[SHORT TASK] Pick out each line with the word "this" from the material that follows.

[DATA RECORDS]
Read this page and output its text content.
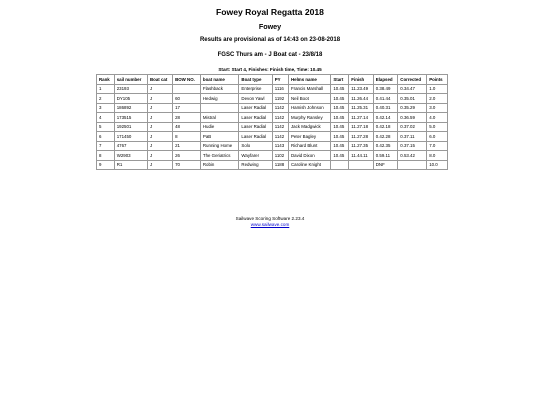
Fowey Royal Regatta 2018
Fowey
Results are provisional as of 14:43 on 23-08-2018
FGSC Thurs am - J Boat cat - 23/8/18
Start: Start 4, Finishes: Finish time, Time: 10.45
Rank	sail number	Boat cat	BOW NO.	boat name	Boat type	PY	Helms name	Start	Finish	Elapsed	Corrected	Points
1	23193	J		Flashback	Enterprise	1116	Francis Marshall	10.45	11.23.49	0.38.49	0.34.47	1.0
2	DY105	J	60	Hedwig	Devon Yawl	1192	Neil Boot	10.45	11.26.44	0.41.44	0.35.01	2.0
3	186892	J	17		Laser Radial	1142	Hamish Johnson	10.45	11.25.31	0.40.31	0.35.29	3.0
4	173515	J	28	Mistral	Laser Radial	1142	Murphy Ransley	10.45	11.27.14	0.42.14	0.36.59	4.0
5	192501	J	48	Hudie	Laser Radial	1142	Jack Madgwick	10.45	11.27.18	0.42.18	0.37.02	5.0
6	171450	J	8	PaB	Laser Radial	1142	Peter Bagley	10.45	11.27.28	0.42.28	0.37.11	6.0
7	4767	J	21	Running Home	Solo	1143	Richard Blunt	10.45	11.27.35	0.42.35	0.37.15	7.0
8	W2903	J	26	The Geriatrics	Wayfarer	1102	David Dixon	10.45	11.44.11	0.59.11	0.53.42	8.0
9	R1	J	70	Robin	Redwing	1188	Caroline Knight			DNF		10.0
Sailwave Scoring Software 2.23.4
www.sailwave.com
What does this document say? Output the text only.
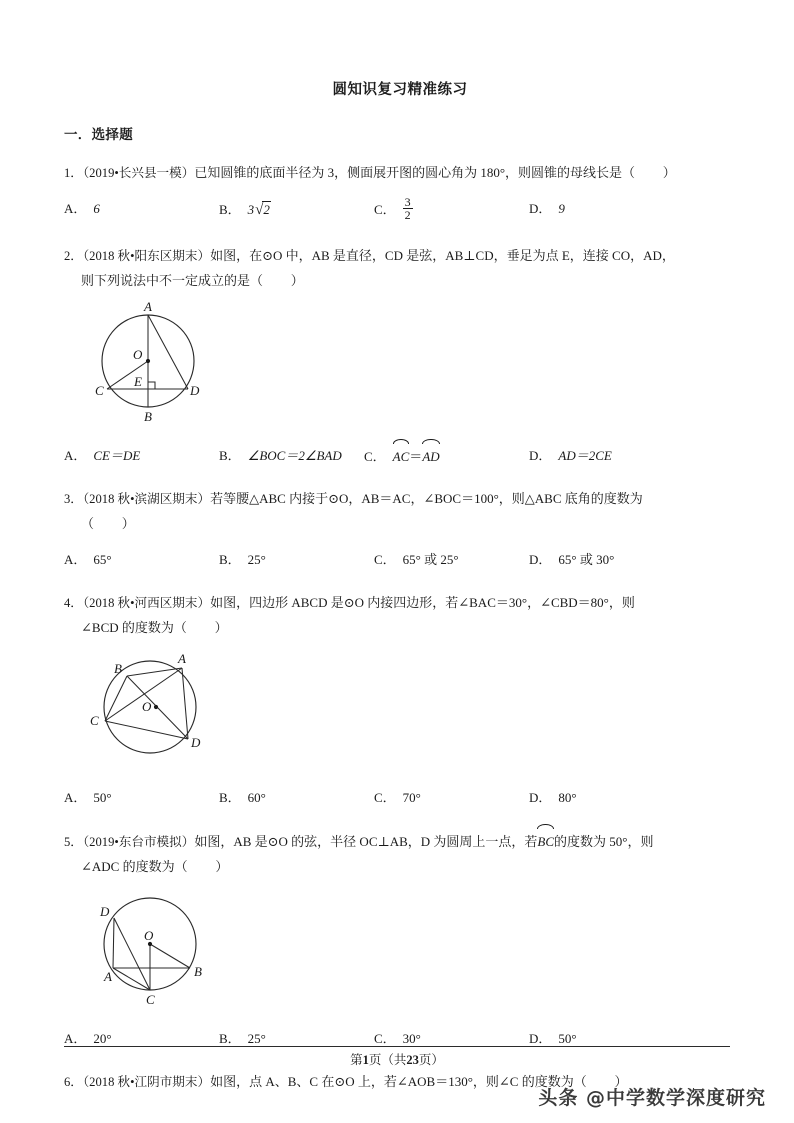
圆知识复习精准练习
一．选择题
1．（2019•长兴县一模）已知圆锥的底面半径为 3，侧面展开图的圆心角为 180°，则圆锥的母线长是（ ）
A． 6	B． 3√2	C． $\frac{3}{2}$	D． 9
2．（2018 秋•阳东区期末）如图，在⊙O 中，AB 是直径，CD 是弦，AB⊥CD，垂足为点 E，连接 CO，AD，
则下列说法中不一定成立的是（ ）
A
O
E
C	D
B
A． CE＝DE	B． ∠BOC＝2∠BAD C． AC＝
AD	D． AD＝2CE
3．（2018 秋•滨湖区期末）若等腰△ABC 内接于⊙O，AB＝AC，∠BOC＝100°，则△ABC 底角的度数为
（ ）
A． 65°	B． 25°	C． 65° 或 25°	D． 65° 或 30°
4．（2018 秋•河西区期末）如图，四边形 ABCD 是⊙O 内接四边形，若∠BAC＝30°，∠CBD＝80°，则
∠BCD 的度数为（ ）
A
B
C
D
O
A． 50°	B． 60°	C． 70°	D． 80°
5．（2019•东台市模拟）如图，AB 是⊙O 的弦，半径 OC⊥AB，D 为圆周上一点，若
BC的度数为 50°，则
∠ADC 的度数为（ ）
D
O
A	B
C
A． 20°	B． 25°	C． 30°	D． 50°
6．（2018 秋•江阴市期末）如图，点 A、B、C 在⊙O 上，若∠AOB＝130°，则∠C 的度数为（ ）
第1页（共23页）
头条 @中学数学深度研究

[ANSWER TO THE TASK]
Read this page and output its text content.
What does this document say? Output the text only.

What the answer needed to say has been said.